**QUOTED PASSAGE:**
+++++
Seven years after 9/11, Afghanistan still a daunting challengeSeptember 11th, 2008 - 12:58 pm ICT by IANS
Washington, Sep 11 (DPA) The US-led coalition toppled the Taliban with relative ease following the Sep 11 terrorist attacks on New York and Washington in 2001, but seven years to this day later the United States and its NATO allies are in a tough fight with the resurgent Islamic militants.After years of taking a back seat to the conflict in Iraq, Afghanistan has re-emerged as a major national security concern and taken a central role in the November presidential campaign.
The US military has been scrambling to get more troops into the fight, while Washington has urged NATO allies in Europe to provide more soldiers to counter sharply rising violence, which has lately rivalled or even surpassed the bloodshed in Iraq.
On Wednesday the top US military officer raised questions about the prospects for success in Afghanistan under the current strategy.
“I’m not convinced we’re winning it in Afghanistan,” Admiral Michael Mullen, chairman of the Joint Chiefs of Staff, told the House Armed Services Committee.
Mullen said he was ordering a review of the current strategy and seeking a more comprehensive approach, including a way to counter Taliban rebels’ use of Pakistan’s remote, mountainous frontier regions to mount crossborder attacks on coalition forces.
+++++
Stored dataset items:
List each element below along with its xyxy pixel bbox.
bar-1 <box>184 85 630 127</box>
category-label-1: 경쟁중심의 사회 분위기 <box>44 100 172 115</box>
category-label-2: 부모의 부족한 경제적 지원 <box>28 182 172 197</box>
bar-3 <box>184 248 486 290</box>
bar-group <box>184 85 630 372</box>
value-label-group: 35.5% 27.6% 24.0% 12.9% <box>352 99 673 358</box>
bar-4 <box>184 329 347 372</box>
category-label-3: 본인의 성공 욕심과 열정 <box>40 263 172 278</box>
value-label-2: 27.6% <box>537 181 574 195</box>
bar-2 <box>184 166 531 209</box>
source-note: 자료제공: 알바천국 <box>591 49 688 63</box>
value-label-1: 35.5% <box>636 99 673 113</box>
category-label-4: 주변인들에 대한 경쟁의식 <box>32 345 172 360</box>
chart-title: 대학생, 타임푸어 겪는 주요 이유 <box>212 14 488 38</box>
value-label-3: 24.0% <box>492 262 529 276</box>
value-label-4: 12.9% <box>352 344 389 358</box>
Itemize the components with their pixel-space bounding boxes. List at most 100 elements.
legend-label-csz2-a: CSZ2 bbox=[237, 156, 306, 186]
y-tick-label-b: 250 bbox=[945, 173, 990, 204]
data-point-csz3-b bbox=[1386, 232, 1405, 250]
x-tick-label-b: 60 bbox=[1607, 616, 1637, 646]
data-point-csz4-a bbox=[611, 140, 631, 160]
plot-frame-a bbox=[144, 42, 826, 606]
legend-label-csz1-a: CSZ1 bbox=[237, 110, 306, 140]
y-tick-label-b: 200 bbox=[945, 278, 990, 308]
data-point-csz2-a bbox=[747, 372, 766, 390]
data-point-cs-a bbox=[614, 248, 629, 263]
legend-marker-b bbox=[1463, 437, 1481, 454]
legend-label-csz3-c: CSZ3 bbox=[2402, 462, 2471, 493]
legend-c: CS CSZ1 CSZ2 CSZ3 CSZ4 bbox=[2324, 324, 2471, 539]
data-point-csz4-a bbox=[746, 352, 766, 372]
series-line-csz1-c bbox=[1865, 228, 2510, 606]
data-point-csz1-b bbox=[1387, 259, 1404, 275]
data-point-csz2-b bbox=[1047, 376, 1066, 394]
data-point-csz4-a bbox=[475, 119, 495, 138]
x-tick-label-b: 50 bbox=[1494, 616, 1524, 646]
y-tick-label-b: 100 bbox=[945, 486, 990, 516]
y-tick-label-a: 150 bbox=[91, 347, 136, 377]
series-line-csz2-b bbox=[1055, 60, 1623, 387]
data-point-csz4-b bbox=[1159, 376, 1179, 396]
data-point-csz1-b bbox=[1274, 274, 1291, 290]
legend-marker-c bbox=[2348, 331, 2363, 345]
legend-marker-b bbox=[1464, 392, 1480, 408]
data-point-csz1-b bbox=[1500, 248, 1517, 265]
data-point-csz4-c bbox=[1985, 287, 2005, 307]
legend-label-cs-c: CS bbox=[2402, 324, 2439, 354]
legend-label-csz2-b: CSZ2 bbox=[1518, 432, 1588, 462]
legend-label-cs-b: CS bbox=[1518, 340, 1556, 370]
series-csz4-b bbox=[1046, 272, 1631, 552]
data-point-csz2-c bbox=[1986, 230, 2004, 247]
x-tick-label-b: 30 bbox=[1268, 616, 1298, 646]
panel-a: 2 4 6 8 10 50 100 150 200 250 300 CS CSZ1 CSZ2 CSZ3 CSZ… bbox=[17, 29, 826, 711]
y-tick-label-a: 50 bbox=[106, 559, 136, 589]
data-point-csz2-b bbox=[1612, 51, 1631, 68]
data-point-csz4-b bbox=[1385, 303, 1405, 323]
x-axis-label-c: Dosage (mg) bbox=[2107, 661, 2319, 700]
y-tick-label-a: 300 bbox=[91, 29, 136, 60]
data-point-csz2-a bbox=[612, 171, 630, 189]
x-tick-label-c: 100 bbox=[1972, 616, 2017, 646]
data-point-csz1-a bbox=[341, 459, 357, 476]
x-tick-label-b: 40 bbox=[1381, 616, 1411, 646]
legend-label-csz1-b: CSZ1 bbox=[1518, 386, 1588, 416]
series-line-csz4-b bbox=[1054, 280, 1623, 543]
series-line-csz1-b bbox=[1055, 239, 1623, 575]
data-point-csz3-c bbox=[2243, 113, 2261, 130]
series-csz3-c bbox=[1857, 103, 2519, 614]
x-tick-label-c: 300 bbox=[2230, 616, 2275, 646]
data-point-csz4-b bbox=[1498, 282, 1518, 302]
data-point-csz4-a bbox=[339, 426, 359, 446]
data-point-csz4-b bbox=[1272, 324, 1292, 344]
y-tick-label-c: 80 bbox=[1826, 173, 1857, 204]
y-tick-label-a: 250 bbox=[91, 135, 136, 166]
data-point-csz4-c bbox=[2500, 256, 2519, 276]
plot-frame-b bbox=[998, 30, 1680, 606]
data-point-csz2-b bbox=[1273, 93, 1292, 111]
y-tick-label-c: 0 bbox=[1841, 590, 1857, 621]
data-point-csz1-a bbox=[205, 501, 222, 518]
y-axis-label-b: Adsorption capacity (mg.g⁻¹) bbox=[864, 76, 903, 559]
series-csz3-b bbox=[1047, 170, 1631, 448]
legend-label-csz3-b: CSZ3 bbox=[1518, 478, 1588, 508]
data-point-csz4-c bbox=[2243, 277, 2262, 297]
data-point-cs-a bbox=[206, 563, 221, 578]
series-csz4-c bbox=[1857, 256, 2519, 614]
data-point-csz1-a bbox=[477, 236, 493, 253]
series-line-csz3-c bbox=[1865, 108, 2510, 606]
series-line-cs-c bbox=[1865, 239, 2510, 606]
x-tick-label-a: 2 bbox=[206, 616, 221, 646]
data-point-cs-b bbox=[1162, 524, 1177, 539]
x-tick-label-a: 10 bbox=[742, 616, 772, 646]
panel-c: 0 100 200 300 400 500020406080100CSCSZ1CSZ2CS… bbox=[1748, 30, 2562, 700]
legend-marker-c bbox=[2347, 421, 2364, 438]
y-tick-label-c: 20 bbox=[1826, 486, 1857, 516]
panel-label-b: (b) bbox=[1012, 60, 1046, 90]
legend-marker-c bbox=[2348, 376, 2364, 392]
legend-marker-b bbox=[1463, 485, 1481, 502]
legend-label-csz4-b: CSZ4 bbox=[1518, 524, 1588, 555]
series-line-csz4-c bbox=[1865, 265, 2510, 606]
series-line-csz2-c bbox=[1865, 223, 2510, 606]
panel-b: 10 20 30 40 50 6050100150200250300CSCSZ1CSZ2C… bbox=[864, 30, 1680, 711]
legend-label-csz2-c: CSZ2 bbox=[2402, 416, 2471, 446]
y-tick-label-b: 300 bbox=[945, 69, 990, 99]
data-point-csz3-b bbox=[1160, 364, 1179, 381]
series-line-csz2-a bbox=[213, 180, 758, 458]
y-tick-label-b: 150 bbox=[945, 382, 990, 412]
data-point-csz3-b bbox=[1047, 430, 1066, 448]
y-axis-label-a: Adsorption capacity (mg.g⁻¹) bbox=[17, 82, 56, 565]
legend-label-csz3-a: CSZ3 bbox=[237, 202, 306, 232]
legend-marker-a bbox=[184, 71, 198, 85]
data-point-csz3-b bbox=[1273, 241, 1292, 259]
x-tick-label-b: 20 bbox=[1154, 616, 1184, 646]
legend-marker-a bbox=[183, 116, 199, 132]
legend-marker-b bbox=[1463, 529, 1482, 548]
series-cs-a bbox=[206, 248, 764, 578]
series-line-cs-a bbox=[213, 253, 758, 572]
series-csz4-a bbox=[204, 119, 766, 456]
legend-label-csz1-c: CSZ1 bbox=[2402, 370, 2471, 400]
+++++
**WORK TO COMPLETE:**
A – List every country named in the news article on Afghanistan seven years after 9/11.
B – Answer these questions using the Afghanistan news article:
(i) What position does Admiral Michael Mullen hold?
(ii) To which body did Mullen say he was not convinced of winning in Afghanistan?
(iii) In which campaign has Afghanistan taken a central role?
C – Extend the news article on Afghanistan seven years after 9/11, starting right after its final sentence.

**RESULTS FOR EACH TASK:**
A –
Afghanistan
the United States
Iraq
Pakistan

B –
(i) Chairman of the Joint Chiefs of Staff
(ii) The House Armed Services Committee
(iii) The November presidential campaign

C –
Mullen warned that victory will not be achieved until the international community invests more in Afghanistan to develop infrastructure and train teachers, judges and lawyers.
“We cannot kill our way to victory,” Mullen said.
Democratic hopeful Barack Obama, however, is hoping the prolonged fight will help to propel him to victory in November. Obama has badgered US President George W. Bush for his decision to invade Iraq in March 2003, before finishing off the Taliban and Al Qaeda in Afghanistan.
Obama has said he will begin withdrawals of US troops from Iraq and shift forces to Afghanistan, which he contends is the “central front” in the war on terrorism, a reference to Bush and Republican opponent John McCain’s description of Iraq.
Bush, acknowledging the urgency of the situation, announced Tuesday that a Marine battalion that had been slated to head to Iraq in November will now be diverted to Afghanistan.
“As we learned in Iraq, the best way to restore the confidence of the people is to restore basic security, and that requires more troops,” Bush said.
Obama has sought to closely pin McCain to Bush’s policies in Iraq and Afghanistan, charging that both men have neglected the conflict in the latter by focusing on Iraq.
“What President Bush and Senator McCain don’t understand is that the central front in the war on terror is not in Iraq, and it never was,” Obama said Wednesday. “The central front is in Afghanistan and Pakistan, where the terrorists who hit us on 9/11 are still plotting attacks seven years later.”
McCain has characterized Obama plan’s to pull soldiers out of Iraq as “reckless” and maintains that the United States is capable of prevailing in both conflicts.
“It is clear that we need additional forces in Afghanistan, and I support the new deployments,” McCain said. “Senator Obama believes we must lose in Iraq to win in Afghanistan. I want to win in Iraq and in Afghanistan.”